> GOAL: Using the material that follows, identify and copy each line with the string "title".

> DATA SECTION:
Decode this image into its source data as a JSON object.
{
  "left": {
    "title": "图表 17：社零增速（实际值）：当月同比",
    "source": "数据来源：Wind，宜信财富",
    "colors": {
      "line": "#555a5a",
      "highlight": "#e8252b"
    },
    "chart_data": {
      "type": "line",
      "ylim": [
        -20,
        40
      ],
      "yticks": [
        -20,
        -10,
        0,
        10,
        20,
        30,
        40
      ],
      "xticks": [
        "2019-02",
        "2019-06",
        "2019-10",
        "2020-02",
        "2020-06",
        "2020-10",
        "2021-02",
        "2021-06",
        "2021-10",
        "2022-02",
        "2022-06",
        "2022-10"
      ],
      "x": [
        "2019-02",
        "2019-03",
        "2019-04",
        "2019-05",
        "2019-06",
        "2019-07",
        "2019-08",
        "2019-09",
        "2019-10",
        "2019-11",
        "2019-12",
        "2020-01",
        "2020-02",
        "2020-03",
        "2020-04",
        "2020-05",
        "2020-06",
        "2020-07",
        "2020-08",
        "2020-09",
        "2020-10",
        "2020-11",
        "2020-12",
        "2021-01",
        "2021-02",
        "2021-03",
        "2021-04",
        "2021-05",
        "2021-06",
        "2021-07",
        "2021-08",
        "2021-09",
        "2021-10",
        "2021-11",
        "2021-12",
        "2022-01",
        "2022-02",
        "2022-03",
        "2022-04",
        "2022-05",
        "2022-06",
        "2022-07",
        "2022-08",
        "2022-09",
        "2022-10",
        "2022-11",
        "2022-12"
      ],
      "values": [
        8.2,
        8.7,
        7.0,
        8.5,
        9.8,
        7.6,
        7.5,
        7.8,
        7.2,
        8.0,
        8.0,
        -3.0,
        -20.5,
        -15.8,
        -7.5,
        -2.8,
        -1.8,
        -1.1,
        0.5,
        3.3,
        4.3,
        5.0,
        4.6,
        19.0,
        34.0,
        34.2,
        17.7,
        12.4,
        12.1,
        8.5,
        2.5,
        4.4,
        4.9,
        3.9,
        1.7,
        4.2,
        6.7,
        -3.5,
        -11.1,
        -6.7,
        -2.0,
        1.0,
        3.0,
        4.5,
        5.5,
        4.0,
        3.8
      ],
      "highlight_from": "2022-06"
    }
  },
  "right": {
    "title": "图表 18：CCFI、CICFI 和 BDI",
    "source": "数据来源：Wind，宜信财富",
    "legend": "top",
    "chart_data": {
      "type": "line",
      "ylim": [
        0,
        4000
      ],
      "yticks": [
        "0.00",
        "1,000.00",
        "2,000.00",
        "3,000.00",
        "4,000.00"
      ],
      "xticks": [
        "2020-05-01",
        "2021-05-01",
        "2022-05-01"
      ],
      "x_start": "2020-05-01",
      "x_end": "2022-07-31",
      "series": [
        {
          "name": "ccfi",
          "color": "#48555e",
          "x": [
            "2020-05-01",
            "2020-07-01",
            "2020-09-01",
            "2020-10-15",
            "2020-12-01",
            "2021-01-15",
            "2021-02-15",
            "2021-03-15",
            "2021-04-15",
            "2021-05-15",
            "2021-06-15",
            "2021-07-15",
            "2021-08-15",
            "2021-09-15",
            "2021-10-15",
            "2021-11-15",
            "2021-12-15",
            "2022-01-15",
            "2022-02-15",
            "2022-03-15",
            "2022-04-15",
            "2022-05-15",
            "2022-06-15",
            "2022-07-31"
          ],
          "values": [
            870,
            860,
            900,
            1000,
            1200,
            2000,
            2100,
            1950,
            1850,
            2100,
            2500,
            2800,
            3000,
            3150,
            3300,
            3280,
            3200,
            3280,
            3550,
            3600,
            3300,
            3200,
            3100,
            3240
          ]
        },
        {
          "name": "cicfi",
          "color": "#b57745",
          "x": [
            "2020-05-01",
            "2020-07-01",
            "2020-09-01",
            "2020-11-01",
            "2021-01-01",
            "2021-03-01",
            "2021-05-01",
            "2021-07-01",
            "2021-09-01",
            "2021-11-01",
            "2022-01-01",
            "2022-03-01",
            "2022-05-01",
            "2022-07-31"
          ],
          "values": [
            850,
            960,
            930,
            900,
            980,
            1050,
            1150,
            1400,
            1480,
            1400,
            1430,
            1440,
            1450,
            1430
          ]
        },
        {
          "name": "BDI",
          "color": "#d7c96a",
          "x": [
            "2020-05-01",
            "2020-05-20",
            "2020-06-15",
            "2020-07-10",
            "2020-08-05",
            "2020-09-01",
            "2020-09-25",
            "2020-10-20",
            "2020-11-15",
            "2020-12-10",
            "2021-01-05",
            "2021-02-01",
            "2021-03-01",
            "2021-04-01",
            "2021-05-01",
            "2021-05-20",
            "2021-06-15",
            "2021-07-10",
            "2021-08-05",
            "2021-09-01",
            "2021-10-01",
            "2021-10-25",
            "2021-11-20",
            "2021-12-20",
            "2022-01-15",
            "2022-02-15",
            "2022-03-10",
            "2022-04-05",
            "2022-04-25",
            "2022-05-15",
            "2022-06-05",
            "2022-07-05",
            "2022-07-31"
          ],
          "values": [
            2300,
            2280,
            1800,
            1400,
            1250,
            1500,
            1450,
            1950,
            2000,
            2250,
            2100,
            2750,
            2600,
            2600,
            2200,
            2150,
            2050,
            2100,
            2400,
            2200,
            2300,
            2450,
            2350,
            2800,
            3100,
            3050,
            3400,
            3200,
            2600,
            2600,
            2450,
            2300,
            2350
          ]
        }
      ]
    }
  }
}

> ANSWER TO THE PROBLEM:
    "title": "图表 17：社零增速（实际值）：当月同比",
    "title": "图表 18：CCFI、CICFI 和 BDI",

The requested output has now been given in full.